» **TEXT FOR ANALYSIS**
[Start of Attachment]

Lay's (/leɪz/, LAYZ) is an American snack foods brand of potato chips and condiments that produce products in a range of different flavors that are sold in North America and various other countries across the world. The name derives from "Lay", the surname of the founder of the company originally formed in 1938 to produce potato chips.

The brand is also referred to as Frito-Lay, as both Lay's and Fritos are brands sold by the Frito-Lay company. The company has been a wholly owned subsidiary of PepsiCo since the merger with Pepsi in 1965. Frito-Lay uses the brand name "Lay's" in the United States and Canada. While PepsiCo also uses the brand name "Lay's" outside of North America, PepsiCo uses other brand names such as Walkers in the UK and Ireland, and Smith's in Australia.

The Lay's brand also contains the sub-brand of Lay's Stax, a stackable potato chip introduced as a competitor to Pringles.

== History ==
In 1932, salesman Herman Lay opened a snack food operation in Nashville, Tennessee. In 1938, he purchased the Atlanta, Georgia-based potato manufacturer Barrett Food Company, renaming it H.W. Lay Lingo & Company. Lay crisscrossed the southern United States, selling the product from the trunk of his car.

In 1961, the Frito Company, founded by Charles E. Doolin, merged with Lay’s, forming Frito-Lay Inc., a snack food giant with combined sales of over $127 million annually, which was then the highest sales revenue earned by any manufacturer. Shortly thereafter, Lay's introduced what became its best-known slogan: "betcha can't eat just one". Sales of the chips became international, with marketing assisted by a number of celebrity endorsers. Annual revenues for Frito-Lay exceeded $180 million by 1965, when the company had more than 8,000 employees and 46 manufacturing plants.

In 1965, Frito-Lay merged with the Pepsi-Cola Company to form PepsiCo, Inc. In 1991, the company introduced a new formulation of their chip that was crispier and kept fresher for longer. Shortly thereafter, the company introduced the "Lay's Wavy" products to grocery shelves, with a national rollout in 1994. In the mid-to-late 1990s, Lay's introduced a lower-calorie baked variety, and a fat-free variety (Lay's WOW chips) that contained the fat substitute olestra.

In the 2000s, the company introduced "kettle-cooked" varieties, as well as a more highly processed variety (Lay's Stax) that was intended to compete with Pringles, and several differently flavored varieties.

In 2012, Frito-Lay products comprised 59% of the United States savory snack-food market.

In April 2019, PepsiCo India sued four small farmers in Gujarat for intellectual property infringement, claiming they were growing the FC5 potato variety—used for production of Lay's—which the company had exclusive plant breeders' rights under the Protection of Plant Varieties and Farmers' Rights Act, 2001. The company offered to settle if the farmers joined their potato farming program or stopped growing FC5 potatoes. Later, in May, the company withdrew the lawsuits after discussions with the Indian government and pressure from activists.

[End of Attachment]

» **PROVIDED RECORDS**
[Start of Attachment]

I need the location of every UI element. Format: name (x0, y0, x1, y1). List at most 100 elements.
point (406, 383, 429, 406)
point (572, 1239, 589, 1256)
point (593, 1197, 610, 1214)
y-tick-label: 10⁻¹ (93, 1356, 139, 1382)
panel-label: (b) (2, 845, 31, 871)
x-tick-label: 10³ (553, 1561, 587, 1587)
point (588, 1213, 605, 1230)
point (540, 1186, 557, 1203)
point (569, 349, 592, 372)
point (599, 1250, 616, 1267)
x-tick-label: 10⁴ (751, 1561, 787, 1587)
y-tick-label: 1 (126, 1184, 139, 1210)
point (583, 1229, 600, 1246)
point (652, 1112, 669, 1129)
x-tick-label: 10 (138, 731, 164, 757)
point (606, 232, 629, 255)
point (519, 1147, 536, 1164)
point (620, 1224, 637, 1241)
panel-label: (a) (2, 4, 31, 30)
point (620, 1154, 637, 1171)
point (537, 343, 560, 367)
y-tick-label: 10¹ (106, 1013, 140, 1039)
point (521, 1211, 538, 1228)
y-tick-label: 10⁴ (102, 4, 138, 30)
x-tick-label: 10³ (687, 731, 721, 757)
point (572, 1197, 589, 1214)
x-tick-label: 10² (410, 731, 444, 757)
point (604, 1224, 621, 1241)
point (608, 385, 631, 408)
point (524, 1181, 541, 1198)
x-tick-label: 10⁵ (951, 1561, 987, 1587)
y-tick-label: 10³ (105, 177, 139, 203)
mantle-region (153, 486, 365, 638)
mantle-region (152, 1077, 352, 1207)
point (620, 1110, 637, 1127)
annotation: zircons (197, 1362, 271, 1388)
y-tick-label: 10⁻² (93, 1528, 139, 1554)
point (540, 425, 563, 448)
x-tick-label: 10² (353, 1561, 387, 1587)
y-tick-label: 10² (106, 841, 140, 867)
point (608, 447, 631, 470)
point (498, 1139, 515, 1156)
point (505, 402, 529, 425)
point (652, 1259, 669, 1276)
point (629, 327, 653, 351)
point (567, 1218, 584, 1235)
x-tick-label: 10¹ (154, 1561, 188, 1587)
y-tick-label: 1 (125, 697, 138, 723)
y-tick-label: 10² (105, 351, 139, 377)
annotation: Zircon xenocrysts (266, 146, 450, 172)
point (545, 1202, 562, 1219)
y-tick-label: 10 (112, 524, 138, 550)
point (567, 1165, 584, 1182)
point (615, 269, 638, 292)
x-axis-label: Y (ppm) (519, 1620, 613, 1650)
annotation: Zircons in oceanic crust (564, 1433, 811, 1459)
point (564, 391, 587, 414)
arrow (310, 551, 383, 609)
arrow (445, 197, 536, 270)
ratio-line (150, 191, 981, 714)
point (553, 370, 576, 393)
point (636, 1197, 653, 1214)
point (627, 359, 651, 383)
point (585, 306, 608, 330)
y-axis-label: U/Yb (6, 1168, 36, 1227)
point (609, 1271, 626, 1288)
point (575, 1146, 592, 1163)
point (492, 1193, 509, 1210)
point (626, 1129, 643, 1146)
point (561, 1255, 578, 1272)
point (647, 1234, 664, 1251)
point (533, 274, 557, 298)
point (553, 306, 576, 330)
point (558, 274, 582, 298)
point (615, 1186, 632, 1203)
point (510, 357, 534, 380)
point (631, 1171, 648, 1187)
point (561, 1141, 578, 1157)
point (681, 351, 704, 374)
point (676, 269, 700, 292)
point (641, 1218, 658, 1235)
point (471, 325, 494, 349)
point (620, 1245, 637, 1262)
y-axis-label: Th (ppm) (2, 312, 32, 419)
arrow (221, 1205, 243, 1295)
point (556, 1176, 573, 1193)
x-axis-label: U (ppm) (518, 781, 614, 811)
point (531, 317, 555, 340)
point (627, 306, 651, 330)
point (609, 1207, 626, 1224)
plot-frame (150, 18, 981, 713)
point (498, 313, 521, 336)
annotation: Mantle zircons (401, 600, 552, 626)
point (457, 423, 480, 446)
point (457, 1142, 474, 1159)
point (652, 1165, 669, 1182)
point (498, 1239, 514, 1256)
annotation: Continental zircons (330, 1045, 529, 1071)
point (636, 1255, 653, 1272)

[End of Attachment]

» **EXERCISE A**
Using the text on Lay's, decide whether each statement agrees with it. Answer yes or no, and quote the words from the text that decide it.
(i) Herman Lay bought the Barrett Food Company in 1938.
(ii) In the UK, PepsiCo sells its chips under the brand name Smith's.
(iii) Lay's WOW chips contained the fat substitute olestra.
» **EXERCISE B**
Answer these questions from the text on Lay's.
(i) In which city did Herman Lay open a snack food operation in 1932?
(ii) What share of the United States savory snack-food market did Frito-Lay products hold in 2012?
(iii) In which month did PepsiCo India withdraw its lawsuits against the Gujarat farmers?
» **EXERCISE C**
Carry on the text on Lay's, beginning after its final sentence.

» **OUTPUT A**
(i) Yes: "In 1938, he purchased the Atlanta, Georgia-based potato manufacturer Barrett Food Company"
(ii) No: "Walkers in the UK and Ireland, and Smith's in Australia"
(iii) Yes: "a fat-free variety (Lay's WOW chips) that contained the fat substitute olestra"

» **OUTPUT B**
(i) Nashville, Tennessee
(ii) 59%
(iii) May

» **OUTPUT C**
In December 2021, PepsiCo India had its registration of the FC5 potato variety revoked by the Protection of Plant Varieties and Farmers' Rights Authority after a petition by Kavitha Kuruganti, a farmers' rights activist. PepsiCo India appealed to the Delhi High Court for reinstatement of the registration, which was initially dismissed in July 2023. However, on second appeal to the same court, the registration was reinstated in January 2024.

In fall 2025, Lay's rebranded their logo "to showcase that every chip is rooted in real potatoes."

==Nutritional information==
As with most snack foods, the Lay's brands contain very few vitamins and minerals. At 10% of the daily requirement per serving, vitamin C is the highest. The salt content is very high, with a serving containing as much as 380mg of sodium.

A 1oz (28g) serving of Lay's regular potato chips has 160 kcal, and contains 10g of fat, with 1g of saturated fat. Kettle-cooked brands have 7g to 8g grams of fat and 1g of saturated fat, and are 140 kcal. Lay's Natural has 9g of fat, 2g of which are saturated fat, and 150 kcal. Stax chips typically contain 10g of fat, 2.5g of saturated fat, and are 160 kcal per serving. Lay's Wavy are identical to the regular brand, except for a 0.5g less of saturated fat in some combinations. Lay's and various brands do not contain any trans fats.

A 50g serving of Lay's Barbecue chips contains 270 kcal, and 17g of fat. It also contains 270mg of sodium, and 15% of the daily recommended dose of Vitamin C.

The baked variety, introduced in the mid 1990s, contains 1.5g of fat per 1oz serving, and has no saturated fat. Each serving has 110 to 120 kcal. Lay's Light servings are 75 kcal per ounce and have no fat.

Lay's Classic Potato chips were cooked in hydrogenated oil until 2003. In 2024, according to ET, in the United States the chips are made with sunflower, corn and/or canola oil.

== International ==
Frito-Lay primarily uses the brand name "Lay's" in the United States, and uses other brand names in some other countries, including Walkers (UK and Ireland); Smith's (Australia); Chipsy (Egypt and the West Balkans); Tapuchips (Israel); Margarita (Colombia); and Sabritas (Mexico).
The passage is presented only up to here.